• [Gestellte Aufgabe 1] Benenne im Teil der Datensätze, der mit ihrer ersten Zeile beginnt und mit der Zeile endet, die „svg-text:1960: 1960 bbox=[349, 1888, 379, 1946]“ enthält, „svg-text“ überall in „text-label“ um und gib nur diese Zeilen sonst unverändert wieder.

Sie alle sammeln von Erdumlaufbahnen aus Daten über Landmassen, Ozeane und die Atmosphäre. Seit den frühen 1970er Jahren war die Fernerkundung der Erde die Domäne von Satelliten auf polaren, sonnensynchronen Umlaufbahnen. Seit die Internationale Raumstation jedoch mit neuen Fernerkundungssystemen ausgestattet wird, ändert sich diese Situation.

Eines der ersten dieser neuen Systeme ist ISSAC (International Space Station Agricultural Camera). ISSAC wurde von einer Fakultät der Universität von Norddakota, USA, und ihren Studenten entwickelt. Hauptzweck ist die Erfassung von Bilddaten für die Landwirtschaft und damit zusammenhängende Forschungsprojekte im oberen Mittleren Westen der USA. Landwirte von heute nutzen Daten einer Vielzahl von Fernerkundungssatelliten, um sich über Wettersysteme und Klimamuster zu informieren und den Zustand ihrer Feldfrüchte zu überwachen. ISSAC soll in der Wachstumssaison die Ackerbaugebiete und andere Landflächen in den Bundesstaaten des Mittleren Westens aufnehmen und damit als weitere Informationsquelle für Landwirte und die landwirtschaftliche Forschung dienen.

Im Gegensatz zu den bereits bekannten Fotos, die die Astronauten aus der ISS im Rahmen des Programms Crew Earth Observations mit digitalen Handkameras aufnahmen, werden die Bilder von ISSAC Ähnlichkeit mit den multispektralen Daten des ASTER-Sensors an Bord des NASA-Satelliten Terra haben. Darüber hinaus soll ISSAC auf der WORF-Plattform (Window Observational Research Facility) installiert werden und funktioniert unabhängig von der ISS-Besatzung.

Das Sensorsystem arbeitet mit zwei digitalen Fotokameras, die mithilfe verschiedener Filter Einzelbilder im sichtbaren Grün- und Rotspektrum sowie im Nahinfrarotspektrum der elektromagnetischen Wellenlängenbereiche aufnehmen. Die Einzelbilder werden zu einem einzigen, multispektralen Bild mit drei Spektralbändern zusammengesetzt. Dank dieser Kombinierbarkeit verschiedener Wellenlängen eignet sich ISSAC besonders gut zur Unterscheidung verschiedener Vegetationstypen und zur Identifikation von Veränderungen der Pflanzendecke und ihres Zustands. Dies sind zwei wesentliche Parameter für landwirtschaftliche Forschungs- und Überwachungsprojekte.

• [Vorliegende Angaben]
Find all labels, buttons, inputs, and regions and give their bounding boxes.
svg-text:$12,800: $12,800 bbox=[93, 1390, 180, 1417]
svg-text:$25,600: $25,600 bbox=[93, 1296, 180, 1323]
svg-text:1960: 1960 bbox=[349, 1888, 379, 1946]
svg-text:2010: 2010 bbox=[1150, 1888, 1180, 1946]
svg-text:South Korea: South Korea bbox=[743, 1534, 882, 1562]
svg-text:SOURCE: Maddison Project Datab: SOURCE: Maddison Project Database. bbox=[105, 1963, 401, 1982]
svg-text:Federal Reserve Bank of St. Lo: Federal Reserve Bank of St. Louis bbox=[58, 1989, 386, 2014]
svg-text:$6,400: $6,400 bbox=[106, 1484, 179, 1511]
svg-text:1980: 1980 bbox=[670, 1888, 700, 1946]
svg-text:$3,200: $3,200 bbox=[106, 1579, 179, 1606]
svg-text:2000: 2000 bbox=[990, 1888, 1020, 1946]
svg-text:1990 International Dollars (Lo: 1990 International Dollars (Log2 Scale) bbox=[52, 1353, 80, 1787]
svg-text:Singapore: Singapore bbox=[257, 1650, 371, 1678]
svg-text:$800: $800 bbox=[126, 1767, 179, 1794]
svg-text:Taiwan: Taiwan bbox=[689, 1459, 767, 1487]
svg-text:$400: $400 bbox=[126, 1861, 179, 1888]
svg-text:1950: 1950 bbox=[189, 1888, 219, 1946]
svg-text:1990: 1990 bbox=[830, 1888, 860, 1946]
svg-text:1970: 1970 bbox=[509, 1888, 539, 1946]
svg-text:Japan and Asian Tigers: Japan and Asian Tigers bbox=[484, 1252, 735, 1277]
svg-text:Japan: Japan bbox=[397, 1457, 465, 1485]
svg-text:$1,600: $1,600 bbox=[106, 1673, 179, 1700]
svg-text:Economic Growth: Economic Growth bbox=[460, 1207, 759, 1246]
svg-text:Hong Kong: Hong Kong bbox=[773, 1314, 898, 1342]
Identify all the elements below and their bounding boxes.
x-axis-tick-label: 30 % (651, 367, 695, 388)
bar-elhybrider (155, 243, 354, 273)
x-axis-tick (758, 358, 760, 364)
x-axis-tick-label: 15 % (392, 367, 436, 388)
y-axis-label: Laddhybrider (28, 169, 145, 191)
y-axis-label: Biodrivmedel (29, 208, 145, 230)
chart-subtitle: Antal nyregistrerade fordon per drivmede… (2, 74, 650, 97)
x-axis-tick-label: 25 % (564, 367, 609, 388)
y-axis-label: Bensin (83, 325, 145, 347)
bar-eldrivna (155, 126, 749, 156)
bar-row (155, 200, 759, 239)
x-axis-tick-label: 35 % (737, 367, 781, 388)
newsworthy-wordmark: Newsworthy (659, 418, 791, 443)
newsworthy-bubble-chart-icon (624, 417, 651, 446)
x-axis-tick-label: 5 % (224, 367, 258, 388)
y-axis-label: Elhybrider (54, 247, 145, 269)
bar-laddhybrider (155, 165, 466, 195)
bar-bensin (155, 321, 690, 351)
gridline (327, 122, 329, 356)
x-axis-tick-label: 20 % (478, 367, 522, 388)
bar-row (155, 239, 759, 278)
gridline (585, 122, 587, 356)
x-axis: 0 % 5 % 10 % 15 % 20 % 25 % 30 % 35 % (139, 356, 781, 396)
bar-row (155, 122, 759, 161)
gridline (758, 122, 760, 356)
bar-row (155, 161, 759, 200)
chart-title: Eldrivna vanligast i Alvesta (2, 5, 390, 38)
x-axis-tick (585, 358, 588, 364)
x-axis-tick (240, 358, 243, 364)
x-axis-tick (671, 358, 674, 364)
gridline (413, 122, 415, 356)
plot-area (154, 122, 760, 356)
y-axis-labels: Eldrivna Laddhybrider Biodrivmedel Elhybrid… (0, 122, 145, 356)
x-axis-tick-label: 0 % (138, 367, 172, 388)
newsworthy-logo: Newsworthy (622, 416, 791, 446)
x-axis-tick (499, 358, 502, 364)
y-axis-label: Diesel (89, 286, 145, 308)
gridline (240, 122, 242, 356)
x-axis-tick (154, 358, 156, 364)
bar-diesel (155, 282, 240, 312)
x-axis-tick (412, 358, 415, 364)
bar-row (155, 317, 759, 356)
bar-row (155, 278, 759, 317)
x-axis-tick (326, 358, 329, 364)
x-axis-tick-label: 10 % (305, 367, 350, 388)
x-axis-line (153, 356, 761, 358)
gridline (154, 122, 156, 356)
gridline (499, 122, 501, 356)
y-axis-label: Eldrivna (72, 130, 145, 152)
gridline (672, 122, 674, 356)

• [Gestellte Aufgabe 2] Zitiere aus dem Textauszug über die Kamera ISSAC wörtlich den Teil, der mit den Worten „Sie alle sammeln“ beginnt und mit „sich diese Situation.“ endet.

• [Vollständige Ausgabe 1]
Find all labels, buttons, inputs, and regions and give their bounding boxes.
text-label:$12,800: $12,800 bbox=[93, 1390, 180, 1417]
text-label:$25,600: $25,600 bbox=[93, 1296, 180, 1323]
text-label:1960: 1960 bbox=[349, 1888, 379, 1946]

• [Vollständige Ausgabe 2]
Sie alle sammeln von Erdumlaufbahnen aus Daten über Landmassen, Ozeane und die Atmosphäre. Seit den frühen 1970er Jahren war die Fernerkundung der Erde die Domäne von Satelliten auf polaren, sonnensynchronen Umlaufbahnen. Seit die Internationale Raumstation jedoch mit neuen Fernerkundungssystemen ausgestattet wird, ändert sich diese Situation.